:: Requirements ::
Note each line where "BULGARIAN" appears, and copy it.

[Figure record extracts]

--*--

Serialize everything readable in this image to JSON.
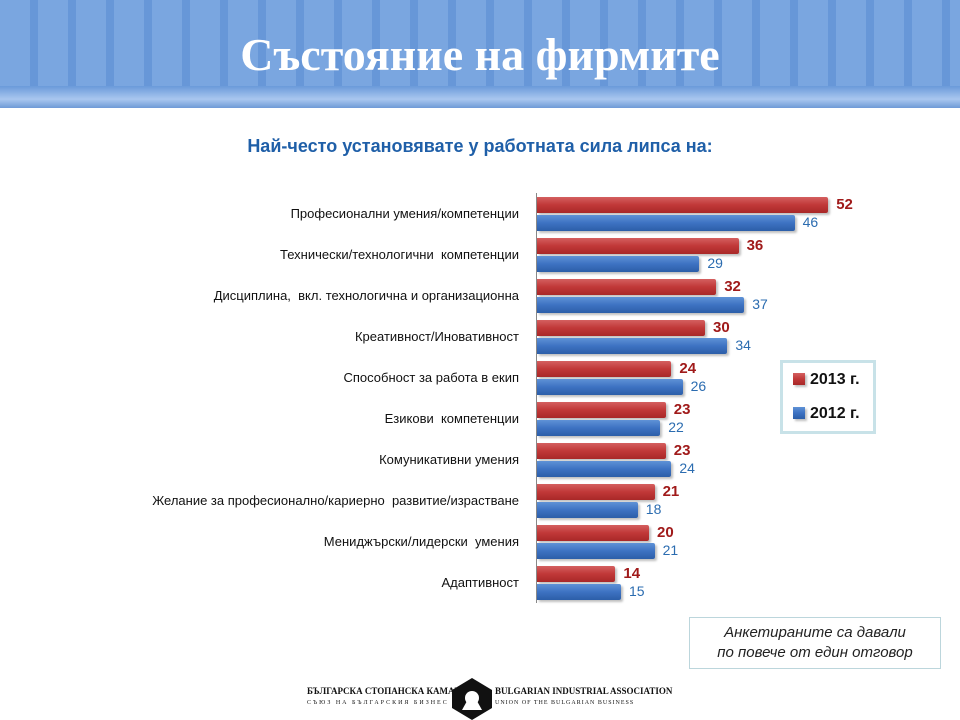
{
  "title": "Състояние на фирмите",
  "chart_data": {
    "type": "bar",
    "orientation": "horizontal",
    "title": "Най-често установявате у работната сила липса на:",
    "categories": [
      "Професионални умения/компетенции",
      "Технически/технологични  компетенции",
      "Дисциплина,  вкл. технологична и организационна",
      "Креативност/Иновативност",
      "Способност за работа в екип",
      "Езикови  компетенции",
      "Комуникативни умения",
      "Желание за професионално/кариерно  развитие/израстване",
      "Мениджърски/лидерски  умения",
      "Адаптивност"
    ],
    "series": [
      {
        "name": "2013 г.",
        "color": "#c03838",
        "values": [
          52,
          36,
          32,
          30,
          24,
          23,
          23,
          21,
          20,
          14
        ]
      },
      {
        "name": "2012 г.",
        "color": "#3d72c2",
        "values": [
          46,
          29,
          37,
          34,
          26,
          22,
          24,
          18,
          21,
          15
        ]
      }
    ],
    "legend": "right",
    "grid": false
  },
  "note": [
    "Анкетираните са давали",
    "по повече от един отговор"
  ],
  "logo": {
    "left_top": "БЪЛГАРСКА СТОПАНСКА КАМАРА",
    "left_bottom": "СЪЮЗ НА БЪЛГАРСКИЯ БИЗНЕС",
    "right_top": "BULGARIAN INDUSTRIAL ASSOCIATION",
    "right_bottom": "UNION OF THE BULGARIAN BUSINESS"
  }
}
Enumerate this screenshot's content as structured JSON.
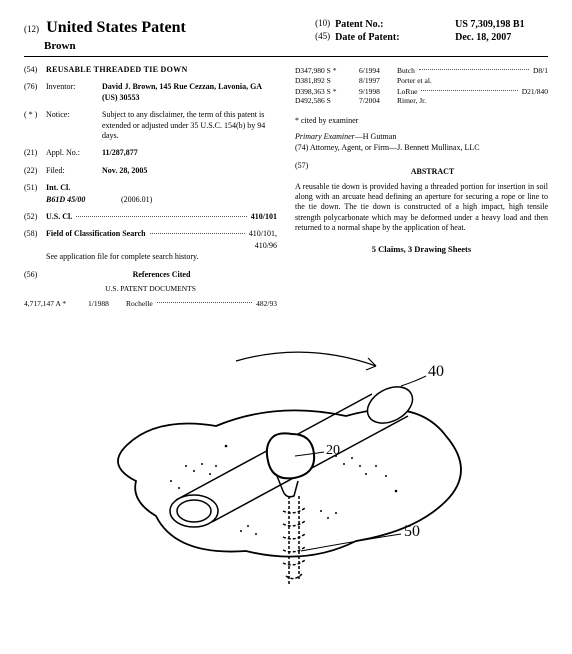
{
  "header": {
    "doc_num_left": "(12)",
    "country_title": "United States Patent",
    "inventor_surname": "Brown",
    "patent_no_num": "(10)",
    "patent_no_label": "Patent No.:",
    "patent_no_value": "US 7,309,198 B1",
    "date_num": "(45)",
    "date_label": "Date of Patent:",
    "date_value": "Dec. 18, 2007"
  },
  "left": {
    "title_num": "(54)",
    "title": "REUSABLE THREADED TIE DOWN",
    "inventor_num": "(76)",
    "inventor_label": "Inventor:",
    "inventor_value": "David J. Brown, 145 Rue Cezzan, Lavonia, GA (US) 30553",
    "notice_num": "( * )",
    "notice_label": "Notice:",
    "notice_value": "Subject to any disclaimer, the term of this patent is extended or adjusted under 35 U.S.C. 154(b) by 94 days.",
    "appl_num": "(21)",
    "appl_label": "Appl. No.:",
    "appl_value": "11/287,877",
    "filed_num": "(22)",
    "filed_label": "Filed:",
    "filed_value": "Nov. 28, 2005",
    "intcl_num": "(51)",
    "intcl_label": "Int. Cl.",
    "intcl_code": "B61D 45/00",
    "intcl_year": "(2006.01)",
    "uscl_num": "(52)",
    "uscl_label": "U.S. Cl.",
    "uscl_value": "410/101",
    "fos_num": "(58)",
    "fos_label": "Field of Classification Search",
    "fos_value1": "410/101,",
    "fos_value2": "410/96",
    "fos_note": "See application file for complete search history.",
    "ref_num": "(56)",
    "ref_label": "References Cited",
    "ref_sub": "U.S. PATENT DOCUMENTS",
    "cite1_no": "4,717,147 A *",
    "cite1_date": "1/1988",
    "cite1_name": "Rochelle",
    "cite1_class": "482/93"
  },
  "right": {
    "cites": [
      {
        "no": "D347,980 S *",
        "date": "6/1994",
        "name": "Butch",
        "class": "D8/1"
      },
      {
        "no": "D381,892 S",
        "date": "8/1997",
        "name": "Porter et al.",
        "class": ""
      },
      {
        "no": "D398,363 S *",
        "date": "9/1998",
        "name": "LoRue",
        "class": "D21/840"
      },
      {
        "no": "D492,586 S",
        "date": "7/2004",
        "name": "Rimer, Jr.",
        "class": ""
      }
    ],
    "examiner_note": "* cited by examiner",
    "examiner_label": "Primary Examiner",
    "examiner_name": "—H Gutman",
    "attorney_label": "(74) Attorney, Agent, or Firm",
    "attorney_name": "—J. Bennett Mullinax, LLC",
    "abstract_num": "(57)",
    "abstract_label": "ABSTRACT",
    "abstract_text": "A reusable tie down is provided having a threaded portion for insertion in soil along with an arcuate head defining an aperture for securing a rope or line to the tie down. The tie down is constructed of a high impact, high tensile strength polycarbonate which may be deformed under a heavy load and then returned to a normal shape by the application of heat.",
    "claims_line": "5 Claims, 3 Drawing Sheets"
  },
  "drawing": {
    "labels": {
      "a": "40",
      "b": "20",
      "c": "50"
    }
  }
}
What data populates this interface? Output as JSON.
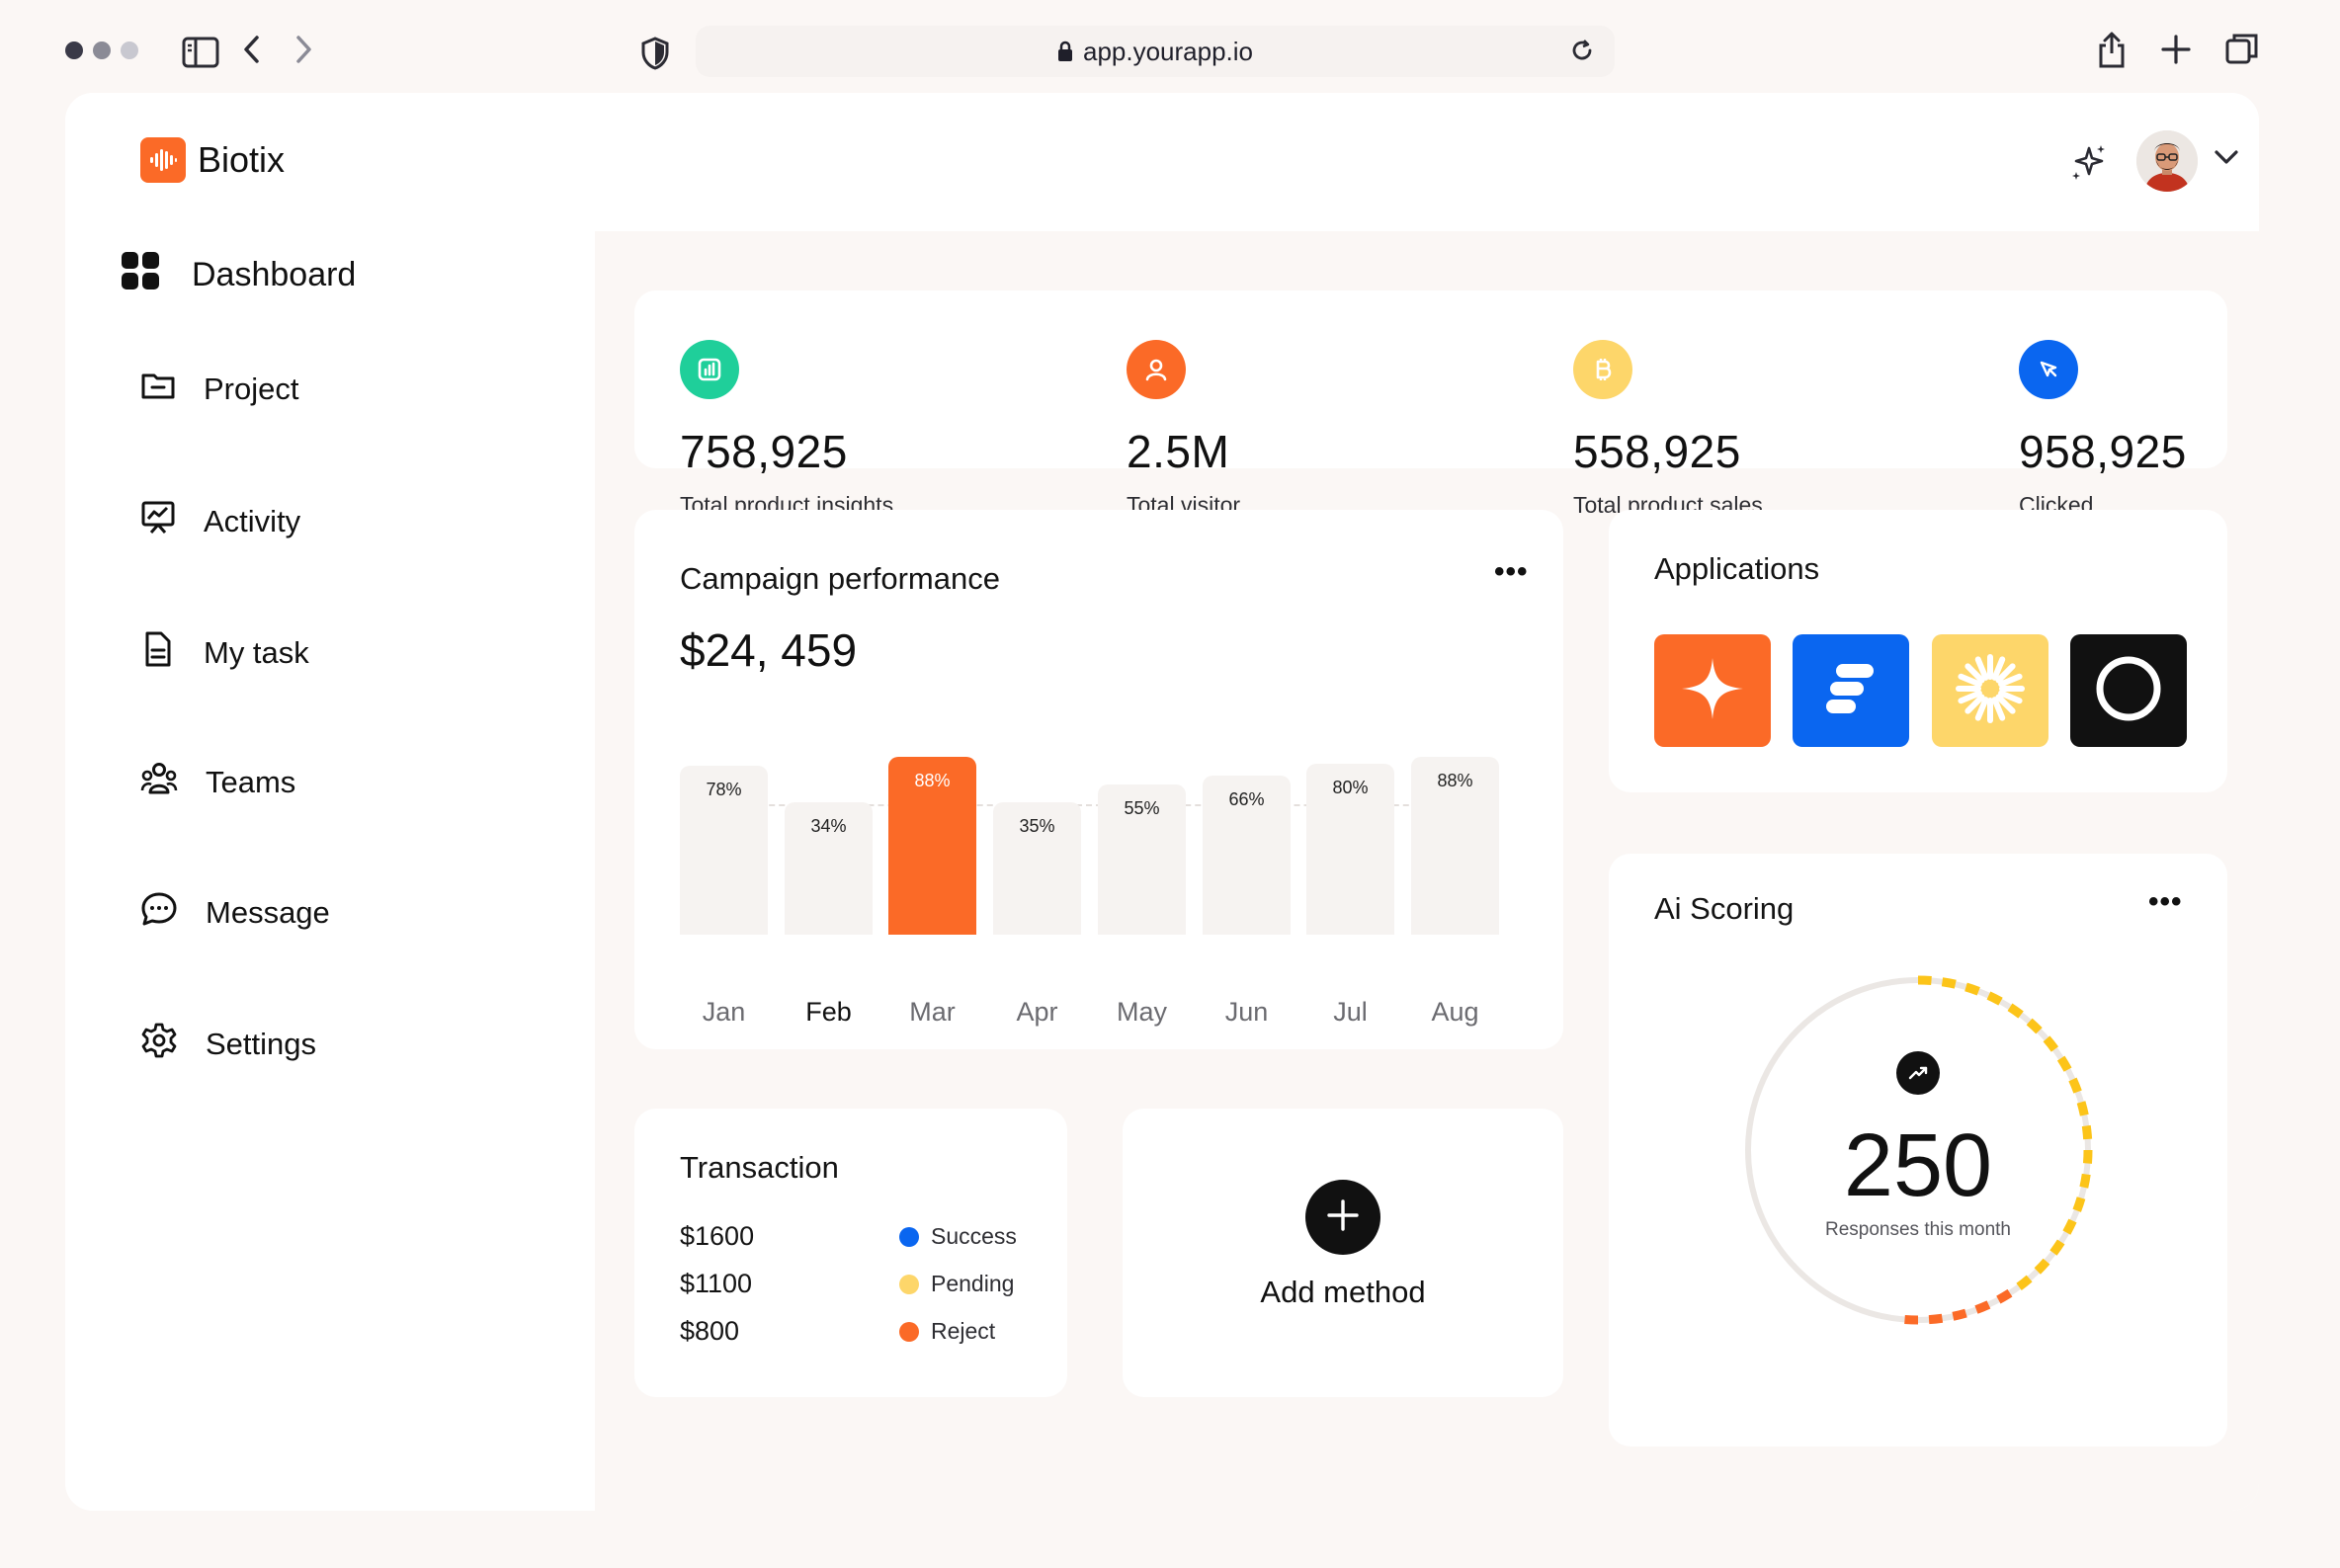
{
  "browser": {
    "url": "app.yourapp.io",
    "traffic_colors": [
      "#3a3a48",
      "#8b8b96",
      "#c8c8d0"
    ]
  },
  "app": {
    "brand": "Biotix",
    "brand_color": "#fb6a27"
  },
  "sidebar": {
    "items": [
      {
        "label": "Dashboard",
        "icon": "grid-icon",
        "active": true
      },
      {
        "label": "Project",
        "icon": "folder-icon"
      },
      {
        "label": "Activity",
        "icon": "presentation-chart-icon"
      },
      {
        "label": "My task",
        "icon": "document-icon"
      },
      {
        "label": "Teams",
        "icon": "users-icon"
      },
      {
        "label": "Message",
        "icon": "chat-icon"
      },
      {
        "label": "Settings",
        "icon": "gear-icon"
      }
    ]
  },
  "stats": [
    {
      "value": "758,925",
      "label": "Total product insights",
      "icon": "bar-chart-icon",
      "color": "#1fcf9a"
    },
    {
      "value": "2.5M",
      "label": "Total visitor",
      "icon": "user-icon",
      "color": "#fb6a27"
    },
    {
      "value": "558,925",
      "label": "Total product sales",
      "icon": "bitcoin-icon",
      "color": "#fdd66a"
    },
    {
      "value": "958,925",
      "label": "Clicked",
      "icon": "cursor-icon",
      "color": "#0a66f0"
    }
  ],
  "campaign": {
    "title": "Campaign performance",
    "amount": "$24, 459",
    "menu": "•••"
  },
  "chart_data": {
    "type": "bar",
    "categories": [
      "Jan",
      "Feb",
      "Mar",
      "Apr",
      "May",
      "Jun",
      "Jul",
      "Aug"
    ],
    "values": [
      78,
      34,
      88,
      35,
      55,
      66,
      80,
      88
    ],
    "value_labels": [
      "78%",
      "34%",
      "88%",
      "35%",
      "55%",
      "66%",
      "80%",
      "88%"
    ],
    "highlight_index": 2,
    "active_category_index": 1,
    "highlight_color": "#fb6a27",
    "bar_color": "#f6f3f1"
  },
  "transaction": {
    "title": "Transaction",
    "rows": [
      {
        "amount": "$1600",
        "status": "Success",
        "color": "#0a66f0"
      },
      {
        "amount": "$1100",
        "status": "Pending",
        "color": "#fdd66a"
      },
      {
        "amount": "$800",
        "status": "Reject",
        "color": "#fb6a27"
      }
    ]
  },
  "add_method": {
    "label": "Add method"
  },
  "applications": {
    "title": "Applications",
    "tiles": [
      {
        "icon": "sparkle-star-icon",
        "color": "#fb6a27"
      },
      {
        "icon": "stacked-bars-icon",
        "color": "#0a66f0"
      },
      {
        "icon": "sunburst-icon",
        "color": "#fdd66a"
      },
      {
        "icon": "ring-icon",
        "color": "#111111"
      }
    ]
  },
  "ai_scoring": {
    "title": "Ai Scoring",
    "menu": "•••",
    "value": "250",
    "label": "Responses this month",
    "progress": 0.5
  }
}
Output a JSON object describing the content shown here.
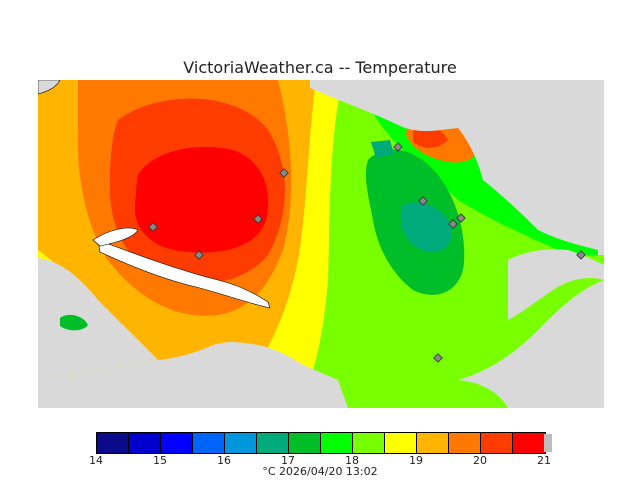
{
  "title": "VictoriaWeather.ca -- Temperature",
  "legend": {
    "ticks": [
      "14",
      "15",
      "16",
      "17",
      "18",
      "19",
      "20",
      "21"
    ],
    "colors": [
      "#0a0a8a",
      "#0000cd",
      "#0000ff",
      "#0064ff",
      "#0096dc",
      "#00aa7a",
      "#00be28",
      "#00ff00",
      "#78ff00",
      "#ffff00",
      "#ffb400",
      "#ff7800",
      "#ff3c00",
      "#ff0000"
    ]
  },
  "footer": "°C  2026/04/20 13:02",
  "colors": {
    "background_land_missing": "#d9d9d9",
    "sea": "#ffffff"
  }
}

--*--

:: In response ::
    "right_top": "BULGARIAN INDUSTRIAL ASSOCIATION",
    "right_bottom": "UNION OF THE BULGARIAN BUSINESS"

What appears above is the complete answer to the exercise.